- **Exercise instructions**
Only the number is wanted: count the lines that contain "panel".

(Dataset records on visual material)
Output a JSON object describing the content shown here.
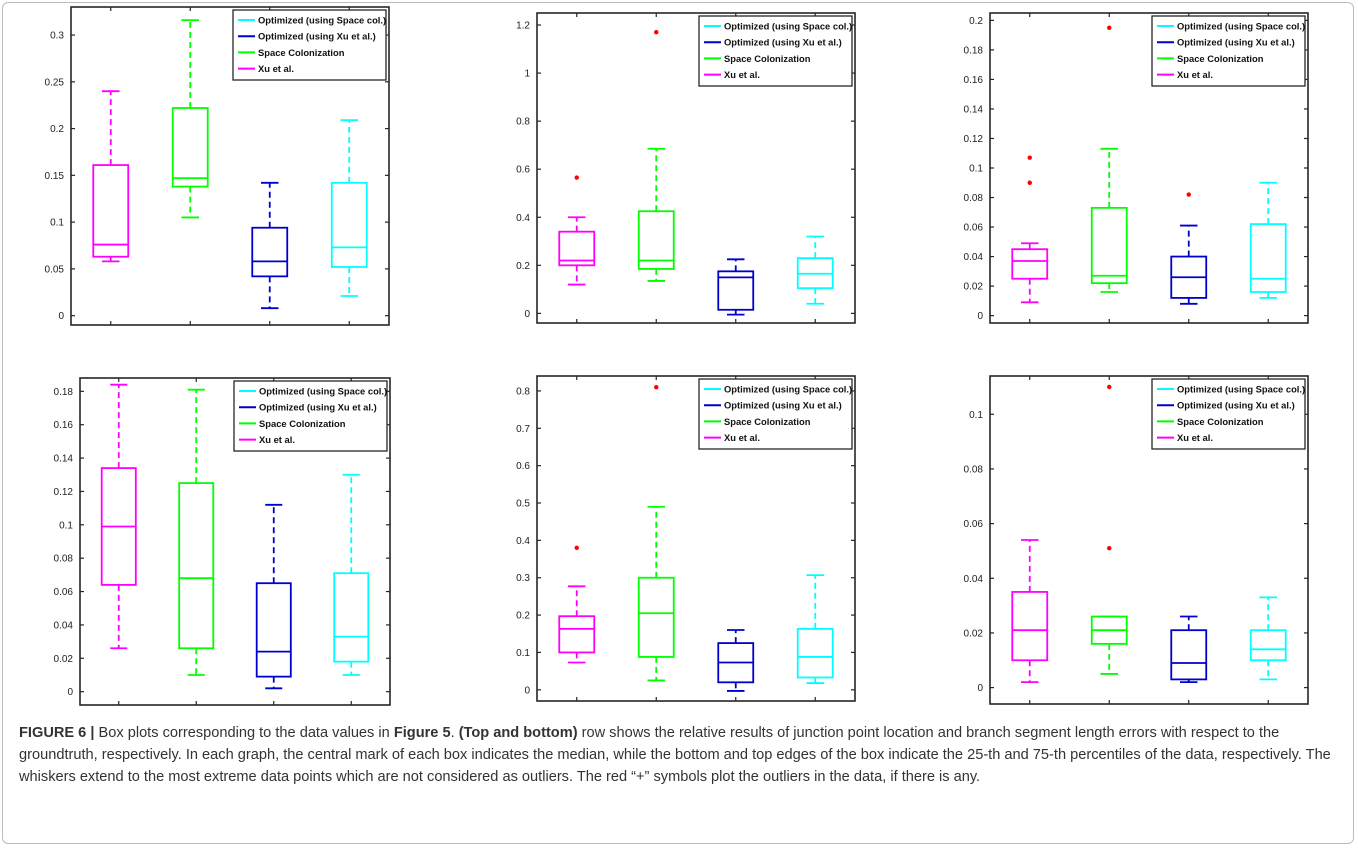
{
  "chart_data": [
    {
      "type": "box",
      "panel": "top-left",
      "title": "",
      "xlabel": "",
      "ylabel": "",
      "ylim": [
        -0.01,
        0.33
      ],
      "yticks": [
        0,
        0.05,
        0.1,
        0.15,
        0.2,
        0.25,
        0.3
      ],
      "ytick_labels": [
        "0",
        "0.05",
        "0.1",
        "0.15",
        "0.2",
        "0.25",
        "0.3"
      ],
      "legend_position": "top-right",
      "series": [
        {
          "name": "Xu et al.",
          "color": "#ff00ff",
          "whisker_low": 0.058,
          "q1": 0.063,
          "median": 0.076,
          "q3": 0.161,
          "whisker_high": 0.24,
          "outliers": []
        },
        {
          "name": "Space Colonization",
          "color": "#00ff00",
          "whisker_low": 0.105,
          "q1": 0.138,
          "median": 0.147,
          "q3": 0.222,
          "whisker_high": 0.316,
          "outliers": []
        },
        {
          "name": "Optimized (using Xu et al.)",
          "color": "#0000cc",
          "whisker_low": 0.008,
          "q1": 0.042,
          "median": 0.058,
          "q3": 0.094,
          "whisker_high": 0.142,
          "outliers": []
        },
        {
          "name": "Optimized (using Space col.)",
          "color": "#00ffff",
          "whisker_low": 0.021,
          "q1": 0.052,
          "median": 0.073,
          "q3": 0.142,
          "whisker_high": 0.209,
          "outliers": []
        }
      ]
    },
    {
      "type": "box",
      "panel": "top-middle",
      "title": "",
      "xlabel": "",
      "ylabel": "",
      "ylim": [
        -0.04,
        1.25
      ],
      "yticks": [
        0,
        0.2,
        0.4,
        0.6,
        0.8,
        1,
        1.2
      ],
      "ytick_labels": [
        "0",
        "0.2",
        "0.4",
        "0.6",
        "0.8",
        "1",
        "1.2"
      ],
      "legend_position": "top-right",
      "series": [
        {
          "name": "Xu et al.",
          "color": "#ff00ff",
          "whisker_low": 0.12,
          "q1": 0.2,
          "median": 0.22,
          "q3": 0.34,
          "whisker_high": 0.4,
          "outliers": [
            0.565
          ]
        },
        {
          "name": "Space Colonization",
          "color": "#00ff00",
          "whisker_low": 0.135,
          "q1": 0.185,
          "median": 0.22,
          "q3": 0.425,
          "whisker_high": 0.685,
          "outliers": [
            1.17
          ]
        },
        {
          "name": "Optimized (using Xu et al.)",
          "color": "#0000cc",
          "whisker_low": -0.005,
          "q1": 0.015,
          "median": 0.15,
          "q3": 0.175,
          "whisker_high": 0.225,
          "outliers": []
        },
        {
          "name": "Optimized (using Space col.)",
          "color": "#00ffff",
          "whisker_low": 0.04,
          "q1": 0.105,
          "median": 0.165,
          "q3": 0.23,
          "whisker_high": 0.32,
          "outliers": []
        }
      ]
    },
    {
      "type": "box",
      "panel": "top-right",
      "title": "",
      "xlabel": "",
      "ylabel": "",
      "ylim": [
        -0.005,
        0.205
      ],
      "yticks": [
        0,
        0.02,
        0.04,
        0.06,
        0.08,
        0.1,
        0.12,
        0.14,
        0.16,
        0.18,
        0.2
      ],
      "ytick_labels": [
        "0",
        "0.02",
        "0.04",
        "0.06",
        "0.08",
        "0.1",
        "0.12",
        "0.14",
        "0.16",
        "0.18",
        "0.2"
      ],
      "legend_position": "top-right",
      "series": [
        {
          "name": "Xu et al.",
          "color": "#ff00ff",
          "whisker_low": 0.009,
          "q1": 0.025,
          "median": 0.037,
          "q3": 0.045,
          "whisker_high": 0.049,
          "outliers": [
            0.09,
            0.107
          ]
        },
        {
          "name": "Space Colonization",
          "color": "#00ff00",
          "whisker_low": 0.016,
          "q1": 0.022,
          "median": 0.027,
          "q3": 0.073,
          "whisker_high": 0.113,
          "outliers": [
            0.195
          ]
        },
        {
          "name": "Optimized (using Xu et al.)",
          "color": "#0000cc",
          "whisker_low": 0.008,
          "q1": 0.012,
          "median": 0.026,
          "q3": 0.04,
          "whisker_high": 0.061,
          "outliers": [
            0.082
          ]
        },
        {
          "name": "Optimized (using Space col.)",
          "color": "#00ffff",
          "whisker_low": 0.012,
          "q1": 0.016,
          "median": 0.025,
          "q3": 0.062,
          "whisker_high": 0.09,
          "outliers": []
        }
      ]
    },
    {
      "type": "box",
      "panel": "bottom-left",
      "title": "",
      "xlabel": "",
      "ylabel": "",
      "ylim": [
        -0.008,
        0.188
      ],
      "yticks": [
        0,
        0.02,
        0.04,
        0.06,
        0.08,
        0.1,
        0.12,
        0.14,
        0.16,
        0.18
      ],
      "ytick_labels": [
        "0",
        "0.02",
        "0.04",
        "0.06",
        "0.08",
        "0.1",
        "0.12",
        "0.14",
        "0.16",
        "0.18"
      ],
      "legend_position": "top-right",
      "series": [
        {
          "name": "Xu et al.",
          "color": "#ff00ff",
          "whisker_low": 0.026,
          "q1": 0.064,
          "median": 0.099,
          "q3": 0.134,
          "whisker_high": 0.184,
          "outliers": []
        },
        {
          "name": "Space Colonization",
          "color": "#00ff00",
          "whisker_low": 0.01,
          "q1": 0.026,
          "median": 0.068,
          "q3": 0.125,
          "whisker_high": 0.181,
          "outliers": []
        },
        {
          "name": "Optimized (using Xu et al.)",
          "color": "#0000cc",
          "whisker_low": 0.002,
          "q1": 0.009,
          "median": 0.024,
          "q3": 0.065,
          "whisker_high": 0.112,
          "outliers": []
        },
        {
          "name": "Optimized (using Space col.)",
          "color": "#00ffff",
          "whisker_low": 0.01,
          "q1": 0.018,
          "median": 0.033,
          "q3": 0.071,
          "whisker_high": 0.13,
          "outliers": []
        }
      ]
    },
    {
      "type": "box",
      "panel": "bottom-middle",
      "title": "",
      "xlabel": "",
      "ylabel": "",
      "ylim": [
        -0.03,
        0.84
      ],
      "yticks": [
        0,
        0.1,
        0.2,
        0.3,
        0.4,
        0.5,
        0.6,
        0.7,
        0.8
      ],
      "ytick_labels": [
        "0",
        "0.1",
        "0.2",
        "0.3",
        "0.4",
        "0.5",
        "0.6",
        "0.7",
        "0.8"
      ],
      "legend_position": "top-right",
      "series": [
        {
          "name": "Xu et al.",
          "color": "#ff00ff",
          "whisker_low": 0.073,
          "q1": 0.1,
          "median": 0.163,
          "q3": 0.197,
          "whisker_high": 0.277,
          "outliers": [
            0.38
          ]
        },
        {
          "name": "Space Colonization",
          "color": "#00ff00",
          "whisker_low": 0.025,
          "q1": 0.088,
          "median": 0.205,
          "q3": 0.3,
          "whisker_high": 0.49,
          "outliers": [
            0.81
          ]
        },
        {
          "name": "Optimized (using Xu et al.)",
          "color": "#0000cc",
          "whisker_low": -0.003,
          "q1": 0.02,
          "median": 0.073,
          "q3": 0.125,
          "whisker_high": 0.16,
          "outliers": []
        },
        {
          "name": "Optimized (using Space col.)",
          "color": "#00ffff",
          "whisker_low": 0.018,
          "q1": 0.033,
          "median": 0.088,
          "q3": 0.163,
          "whisker_high": 0.307,
          "outliers": []
        }
      ]
    },
    {
      "type": "box",
      "panel": "bottom-right",
      "title": "",
      "xlabel": "",
      "ylabel": "",
      "ylim": [
        -0.006,
        0.114
      ],
      "yticks": [
        0,
        0.02,
        0.04,
        0.06,
        0.08,
        0.1
      ],
      "ytick_labels": [
        "0",
        "0.02",
        "0.04",
        "0.06",
        "0.08",
        "0.1"
      ],
      "legend_position": "top-right",
      "series": [
        {
          "name": "Xu et al.",
          "color": "#ff00ff",
          "whisker_low": 0.002,
          "q1": 0.01,
          "median": 0.021,
          "q3": 0.035,
          "whisker_high": 0.054,
          "outliers": []
        },
        {
          "name": "Space Colonization",
          "color": "#00ff00",
          "whisker_low": 0.005,
          "q1": 0.016,
          "median": 0.021,
          "q3": 0.026,
          "whisker_high": 0.026,
          "outliers": [
            0.051,
            0.11
          ]
        },
        {
          "name": "Optimized (using Xu et al.)",
          "color": "#0000cc",
          "whisker_low": 0.002,
          "q1": 0.003,
          "median": 0.009,
          "q3": 0.021,
          "whisker_high": 0.026,
          "outliers": []
        },
        {
          "name": "Optimized (using Space col.)",
          "color": "#00ffff",
          "whisker_low": 0.003,
          "q1": 0.01,
          "median": 0.014,
          "q3": 0.021,
          "whisker_high": 0.033,
          "outliers": []
        }
      ]
    }
  ],
  "legend": {
    "entries": [
      {
        "label": "Optimized (using Space col.)",
        "color": "#00ffff"
      },
      {
        "label": "Optimized (using Xu et al.)",
        "color": "#0000cc"
      },
      {
        "label": "Space Colonization",
        "color": "#00ff00"
      },
      {
        "label": "Xu et al.",
        "color": "#ff00ff"
      }
    ]
  },
  "caption": {
    "figure_label": "FIGURE 6 |",
    "text_1": " Box plots corresponding to the data values in ",
    "figure_ref": "Figure 5",
    "text_2": ". ",
    "row_ref": "(Top and bottom)",
    "text_3": " row shows the relative results of junction point location and branch segment length errors with respect to the groundtruth, respectively. In each graph, the central mark of each box indicates the median, while the bottom and top edges of the box indicate the 25-th and 75-th percentiles of the data, respectively. The whiskers extend to the most extreme data points which are not considered as outliers. The red “+” symbols plot the outliers in the data, if there is any."
  },
  "colors": {
    "outlier": "#ff0000",
    "axis": "#262626",
    "caption_text": "#333333"
  }
}
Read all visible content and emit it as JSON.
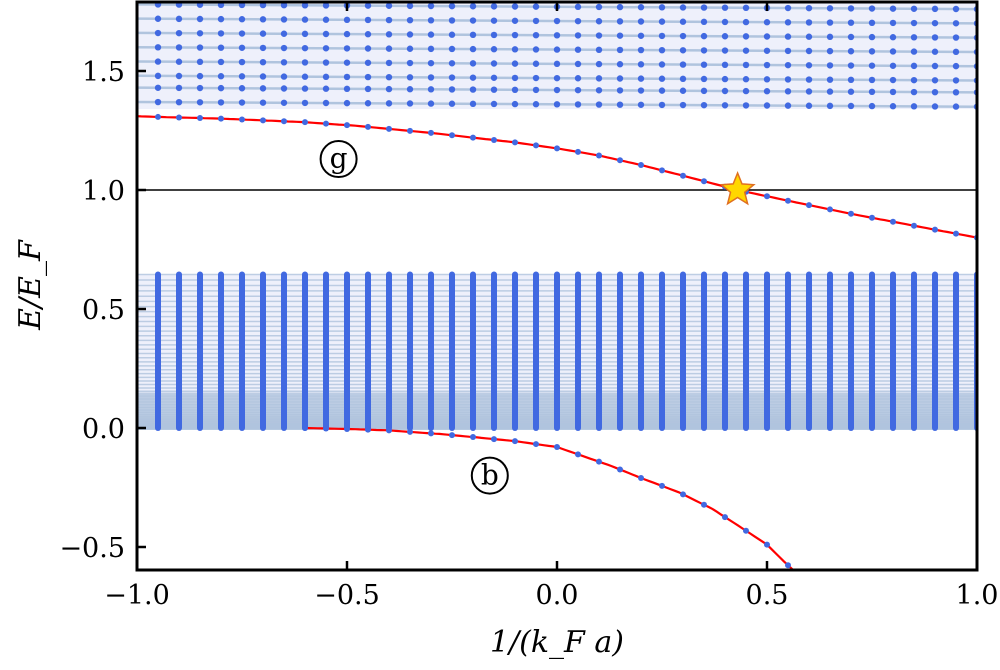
{
  "chart_data": {
    "type": "line",
    "xlabel": "1/(k_F a)",
    "ylabel": "E/E_F",
    "xlim": [
      -1.0,
      1.0
    ],
    "ylim": [
      -0.6,
      1.79
    ],
    "xticks": [
      "−1.0",
      "−0.5",
      "0.0",
      "0.5",
      "1.0"
    ],
    "xtick_values": [
      -1.0,
      -0.5,
      0.0,
      0.5,
      1.0
    ],
    "yticks": [
      "−0.5",
      "0.0",
      "0.5",
      "1.0",
      "1.5"
    ],
    "ytick_values": [
      -0.5,
      0.0,
      0.5,
      1.0,
      1.5
    ],
    "grid": false,
    "reference_line_y": 1.0,
    "colors": {
      "curve": "#ff0000",
      "dots": "#4169e1",
      "levels": "#b0c4de",
      "band": "#eef0fb",
      "star": "#ffd700",
      "star_edge": "#e07020"
    },
    "sample_step": 0.05,
    "series": [
      {
        "label": "g",
        "label_at": [
          -0.52,
          1.13
        ],
        "x": [
          -1.0,
          -0.95,
          -0.8,
          -0.6,
          -0.48,
          -0.3,
          -0.1,
          0.0,
          0.1,
          0.2,
          0.3,
          0.43,
          0.55,
          0.7,
          0.85,
          1.0
        ],
        "y": [
          1.31,
          1.307,
          1.3,
          1.285,
          1.27,
          1.24,
          1.2,
          1.175,
          1.145,
          1.105,
          1.06,
          1.0,
          0.955,
          0.9,
          0.85,
          0.8
        ]
      },
      {
        "label": "b",
        "label_at": [
          -0.16,
          -0.2
        ],
        "x": [
          -0.6,
          -0.5,
          -0.4,
          -0.28,
          -0.2,
          -0.1,
          0.0,
          0.13,
          0.2,
          0.29,
          0.37,
          0.44,
          0.5,
          0.54,
          0.57
        ],
        "y": [
          0.0,
          -0.004,
          -0.01,
          -0.025,
          -0.038,
          -0.055,
          -0.08,
          -0.16,
          -0.21,
          -0.27,
          -0.34,
          -0.42,
          -0.49,
          -0.56,
          -0.61
        ]
      }
    ],
    "upper_continuum": {
      "E_bottom": 1.34,
      "levels_at_left": [
        1.78,
        1.72,
        1.66,
        1.6,
        1.54,
        1.48,
        1.43,
        1.37
      ],
      "levels_at_right": [
        1.76,
        1.7,
        1.64,
        1.58,
        1.52,
        1.46,
        1.41,
        1.35
      ]
    },
    "lower_continuum": {
      "E_min": 0.0,
      "E_max": 0.645
    },
    "marker": {
      "type": "star",
      "x": 0.43,
      "y": 1.0
    }
  }
}
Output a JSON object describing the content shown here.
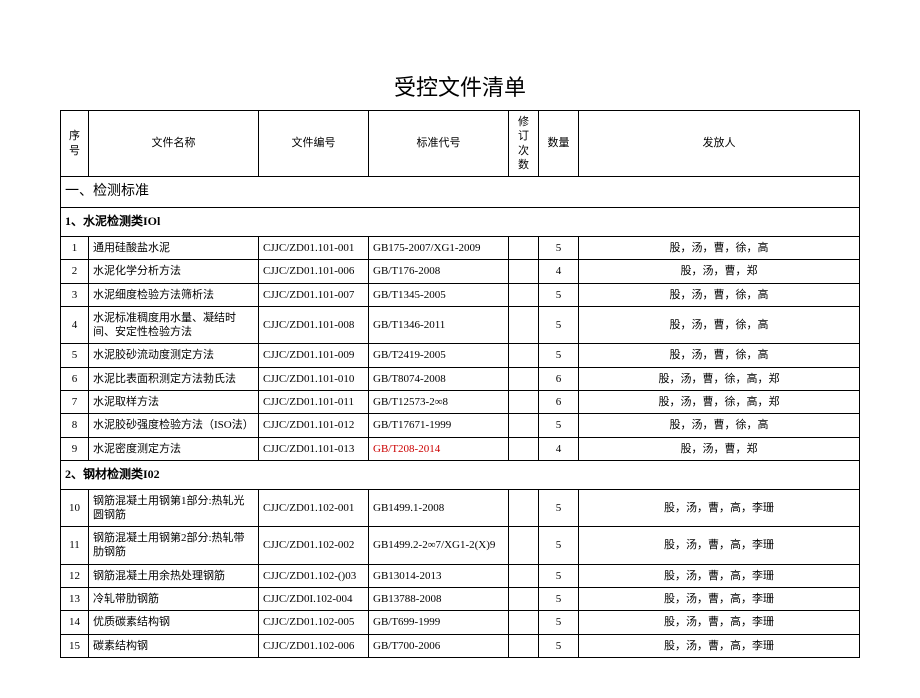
{
  "title": "受控文件清单",
  "headers": {
    "seq": "序号",
    "name": "文件名称",
    "code": "文件编号",
    "std": "标准代号",
    "rev": "修订次数",
    "qty": "数量",
    "dist": "发放人"
  },
  "section1": "一、检测标准",
  "sub1": "1、水泥检测类IOl",
  "sub2": "2、钢材检测类I02",
  "rows1": [
    {
      "seq": "1",
      "name": "通用硅酸盐水泥",
      "code": "CJJC/ZD01.101-001",
      "std": "GB175-2007/XG1-2009",
      "rev": "",
      "qty": "5",
      "dist": "股，汤，曹，徐，高"
    },
    {
      "seq": "2",
      "name": "水泥化学分析方法",
      "code": "CJJC/ZD01.101-006",
      "std": "GB/T176-2008",
      "rev": "",
      "qty": "4",
      "dist": "股，汤，曹，郑"
    },
    {
      "seq": "3",
      "name": "水泥细度检验方法筛析法",
      "code": "CJJC/ZD01.101-007",
      "std": "GB/T1345-2005",
      "rev": "",
      "qty": "5",
      "dist": "股，汤，曹，徐，高"
    },
    {
      "seq": "4",
      "name": "水泥标准稠度用水量、凝结时间、安定性检验方法",
      "code": "CJJC/ZD01.101-008",
      "std": "GB/T1346-2011",
      "rev": "",
      "qty": "5",
      "dist": "股，汤，曹，徐，高"
    },
    {
      "seq": "5",
      "name": "水泥胶砂流动度测定方法",
      "code": "CJJC/ZD01.101-009",
      "std": "GB/T2419-2005",
      "rev": "",
      "qty": "5",
      "dist": "股，汤，曹，徐，高"
    },
    {
      "seq": "6",
      "name": "水泥比表面积测定方法勃氏法",
      "code": "CJJC/ZD01.101-010",
      "std": "GB/T8074-2008",
      "rev": "",
      "qty": "6",
      "dist": "股，汤，曹，徐，高，郑"
    },
    {
      "seq": "7",
      "name": "水泥取样方法",
      "code": "CJJC/ZD01.101-011",
      "std": "GB/T12573-2∞8",
      "rev": "",
      "qty": "6",
      "dist": "股，汤，曹，徐，高，郑"
    },
    {
      "seq": "8",
      "name": "水泥胶砂强度检验方法（ISO法）",
      "code": "CJJC/ZD01.101-012",
      "std": "GB/T17671-1999",
      "rev": "",
      "qty": "5",
      "dist": "股，汤，曹，徐，高"
    },
    {
      "seq": "9",
      "name": "水泥密度测定方法",
      "code": "CJJC/ZD01.101-013",
      "std": "GB/T208-2014",
      "rev": "",
      "qty": "4",
      "dist": "股，汤，曹，郑",
      "stdRed": true
    }
  ],
  "rows2": [
    {
      "seq": "10",
      "name": "钢筋混凝土用钢第1部分:热轧光圆钢筋",
      "code": "CJJC/ZD01.102-001",
      "std": "GB1499.1-2008",
      "rev": "",
      "qty": "5",
      "dist": "股，汤，曹，高，李珊"
    },
    {
      "seq": "11",
      "name": "钢筋混凝土用钢第2部分:热轧带肋钢筋",
      "code": "CJJC/ZD01.102-002",
      "std": "GB1499.2-2∞7/XG1-2(X)9",
      "rev": "",
      "qty": "5",
      "dist": "股，汤，曹，高，李珊"
    },
    {
      "seq": "12",
      "name": "钢筋混凝土用余热处理钢筋",
      "code": "CJJC/ZD01.102-()03",
      "std": "GB13014-2013",
      "rev": "",
      "qty": "5",
      "dist": "股，汤，曹，高，李珊"
    },
    {
      "seq": "13",
      "name": "冷轧带肋钢筋",
      "code": "CJJC/ZD0I.102-004",
      "std": "GB13788-2008",
      "rev": "",
      "qty": "5",
      "dist": "股，汤，曹，高，李珊"
    },
    {
      "seq": "14",
      "name": "优质碳素结构钢",
      "code": "CJJC/ZD01.102-005",
      "std": "GB/T699-1999",
      "rev": "",
      "qty": "5",
      "dist": "股，汤，曹，高，李珊"
    },
    {
      "seq": "15",
      "name": "碳素结构钢",
      "code": "CJJC/ZD01.102-006",
      "std": "GB/T700-2006",
      "rev": "",
      "qty": "5",
      "dist": "股，汤，曹，高，李珊"
    }
  ]
}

- **Output for this exercise**
6